## Exercise instructions
Omit every picture and return the rest of the data unaltered.

########

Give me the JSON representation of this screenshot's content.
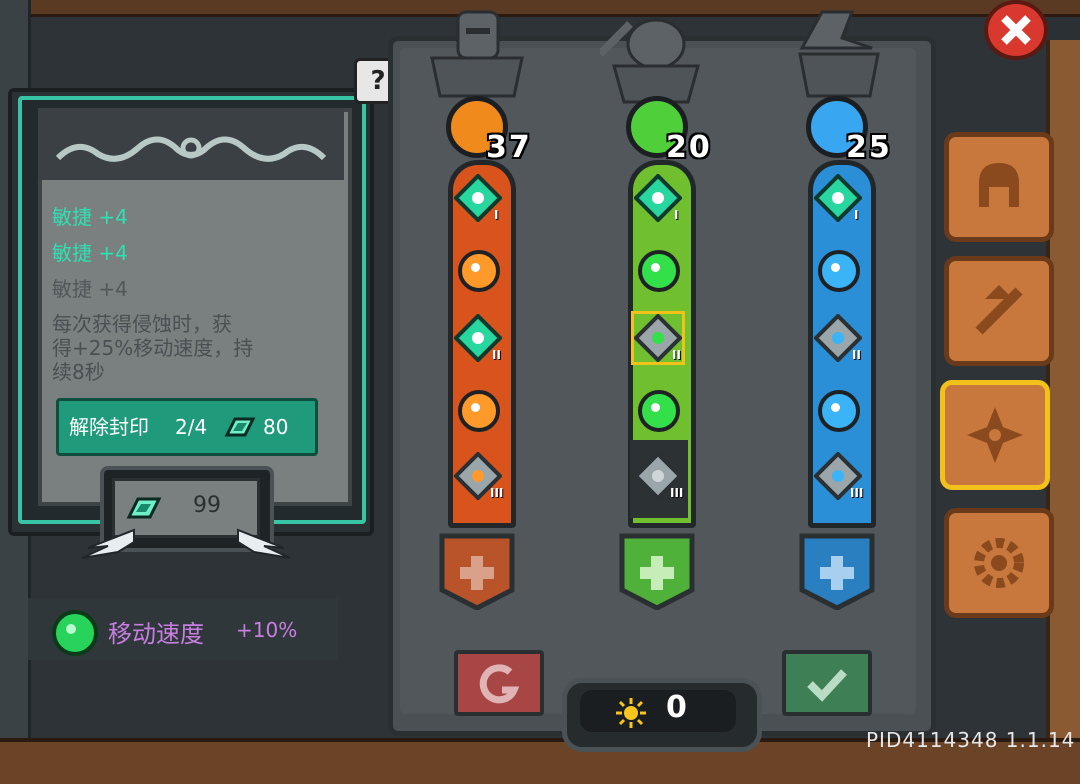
{
  "tooltip": {
    "stats": [
      "敏捷 +4",
      "敏捷 +4",
      "敏捷 +4"
    ],
    "description_lines": [
      "每次获得侵蚀时，获",
      "得+25%移动速度，持",
      "续8秒"
    ],
    "unseal_button": {
      "label": "解除封印",
      "progress": "2/4",
      "cost": "80"
    },
    "gem_balance": "99"
  },
  "bonus": {
    "label": "移动速度",
    "value": "+10%"
  },
  "help_label": "?",
  "trees": [
    {
      "name": "red",
      "icon": "fist-icon",
      "count": "37",
      "color": "#d9531c"
    },
    {
      "name": "green",
      "icon": "leaf-icon",
      "count": "20",
      "color": "#6fbf2f"
    },
    {
      "name": "blue",
      "icon": "book-icon",
      "count": "25",
      "color": "#2a8fd6"
    }
  ],
  "roman_numerals": [
    "I",
    "II",
    "III"
  ],
  "points": "0",
  "side_tabs": [
    "helmet-icon",
    "weapon-upgrade-icon",
    "rune-icon",
    "settings-gear-icon"
  ],
  "version": "PID4114348 1.1.14",
  "colors": {
    "teal": "#38c5a5",
    "red": "#d9531c",
    "green": "#6fbf2f",
    "blue": "#2a8fd6",
    "accent_yellow": "#f2c21a"
  }
}
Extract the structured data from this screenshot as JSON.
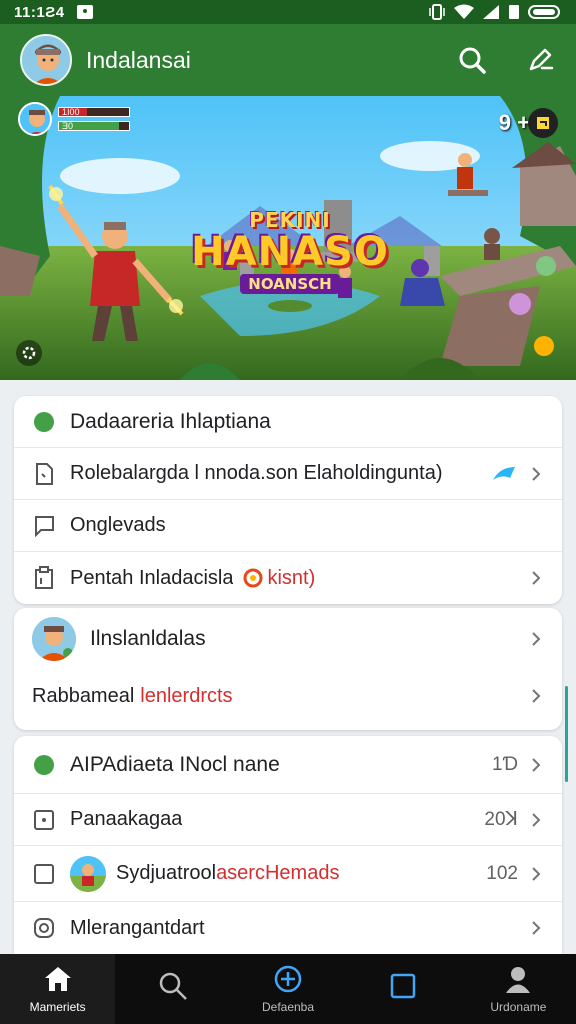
{
  "status_bar": {
    "time": "11:1Ƨ4"
  },
  "app_bar": {
    "title": "Indalansai"
  },
  "banner": {
    "logo_top": "PEKINI",
    "logo_main": "HANASO",
    "logo_sub": "NOANSCH",
    "hud_line1": "1I00",
    "hud_line2": "Ǝ0",
    "count": "9 +"
  },
  "card1": {
    "header": "Dadaareria Ihlaptiana",
    "row1": "Rolebalargda l nnoda.son Elaholdingunta)",
    "row2": "Onglevads",
    "row3_text": "Pentah Inladacisla",
    "row3_highlight": "kisnt)"
  },
  "card2": {
    "header": "Ilnslanldalas",
    "row1_prefix": "Rabbameal",
    "row1_highlight": "lenlerdrcts"
  },
  "card3": {
    "header": "AIPAdiaeta INocl nane",
    "header_value": "1Ɗ",
    "row1_label": "Panaakagaa",
    "row1_value": "20ꓘ",
    "row2_prefix": "Sydjuatrool",
    "row2_highlight": "asercHemads",
    "row2_value": "102",
    "row3_label": "Mlerangantdart"
  },
  "bottom_nav": [
    {
      "label": "Mameriets",
      "icon": "home-icon"
    },
    {
      "label": "",
      "icon": "search-icon"
    },
    {
      "label": "Defaenba",
      "icon": "add-circle-icon"
    },
    {
      "label": "",
      "icon": "square-icon"
    },
    {
      "label": "Urdoname",
      "icon": "profile-icon"
    }
  ],
  "colors": {
    "primary": "#2e7d32",
    "status": "#1b5e20",
    "accent": "#d32f2f",
    "nav_bg": "#0d0d0d"
  }
}
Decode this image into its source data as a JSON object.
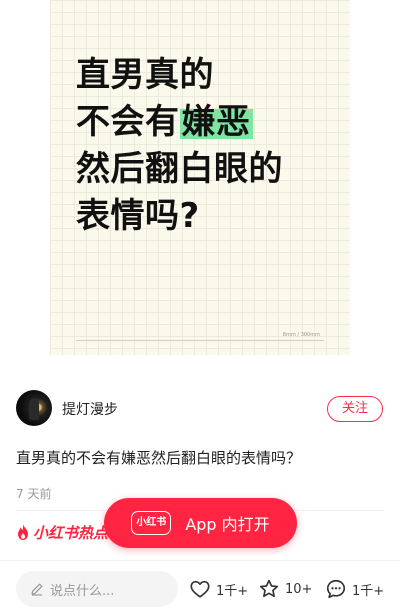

########

## Completed exercise
Give me the JSON representation of this screenshot's content.
{
  "tooltip": {
    "stats": [
      "敏捷 +4",
      "敏捷 +4",
      "敏捷 +4"
    ],
    "description_lines": [
      "每次获得侵蚀时，获",
      "得+25%移动速度，持",
      "续8秒"
    ],
    "unseal_button": {
      "label": "解除封印",
      "progress": "2/4",
      "cost": "80"
    },
    "gem_balance": "99"
  },
  "bonus": {
    "label": "移动速度",
    "value": "+10%"
  },
  "help_label": "?",
  "trees": [
    {
      "name": "red",
      "icon": "fist-icon",
      "count": "37",
      "color": "#d9531c"
    },
    {
      "name": "green",
      "icon": "leaf-icon",
      "count": "20",
      "color": "#6fbf2f"
    },
    {
      "name": "blue",
      "icon": "book-icon",
      "count": "25",
      "color": "#2a8fd6"
    }
  ],
  "roman_numerals": [
    "I",
    "II",
    "III"
  ],
  "points": "0",
  "side_tabs": [
    "helmet-icon",
    "weapon-upgrade-icon",
    "rune-icon",
    "settings-gear-icon"
  ],
  "version": "PID4114348 1.1.14",
  "colors": {
    "teal": "#38c5a5",
    "red": "#d9531c",
    "green": "#6fbf2f",
    "blue": "#2a8fd6",
    "accent_yellow": "#f2c21a"
  }
}
Extract the structured data from this screenshot as JSON.
{
  "status_bar": {
    "time": "11:1Ƨ4"
  },
  "app_bar": {
    "title": "Indalansai"
  },
  "banner": {
    "logo_top": "PEKINI",
    "logo_main": "HANASO",
    "logo_sub": "NOANSCH",
    "hud_line1": "1I00",
    "hud_line2": "Ǝ0",
    "count": "9 +"
  },
  "card1": {
    "header": "Dadaareria Ihlaptiana",
    "row1": "Rolebalargda l nnoda.son Elaholdingunta)",
    "row2": "Onglevads",
    "row3_text": "Pentah Inladacisla",
    "row3_highlight": "kisnt)"
  },
  "card2": {
    "header": "Ilnslanldalas",
    "row1_prefix": "Rabbameal",
    "row1_highlight": "lenlerdrcts"
  },
  "card3": {
    "header": "AIPAdiaeta INocl nane",
    "header_value": "1Ɗ",
    "row1_label": "Panaakagaa",
    "row1_value": "20ꓘ",
    "row2_prefix": "Sydjuatrool",
    "row2_highlight": "asercHemads",
    "row2_value": "102",
    "row3_label": "Mlerangantdart"
  },
  "bottom_nav": [
    {
      "label": "Mameriets",
      "icon": "home-icon"
    },
    {
      "label": "",
      "icon": "search-icon"
    },
    {
      "label": "Defaenba",
      "icon": "add-circle-icon"
    },
    {
      "label": "",
      "icon": "square-icon"
    },
    {
      "label": "Urdoname",
      "icon": "profile-icon"
    }
  ],
  "colors": {
    "primary": "#2e7d32",
    "status": "#1b5e20",
    "accent": "#d32f2f",
    "nav_bg": "#0d0d0d"
  }
}
Decode this image into its source data as a JSON object.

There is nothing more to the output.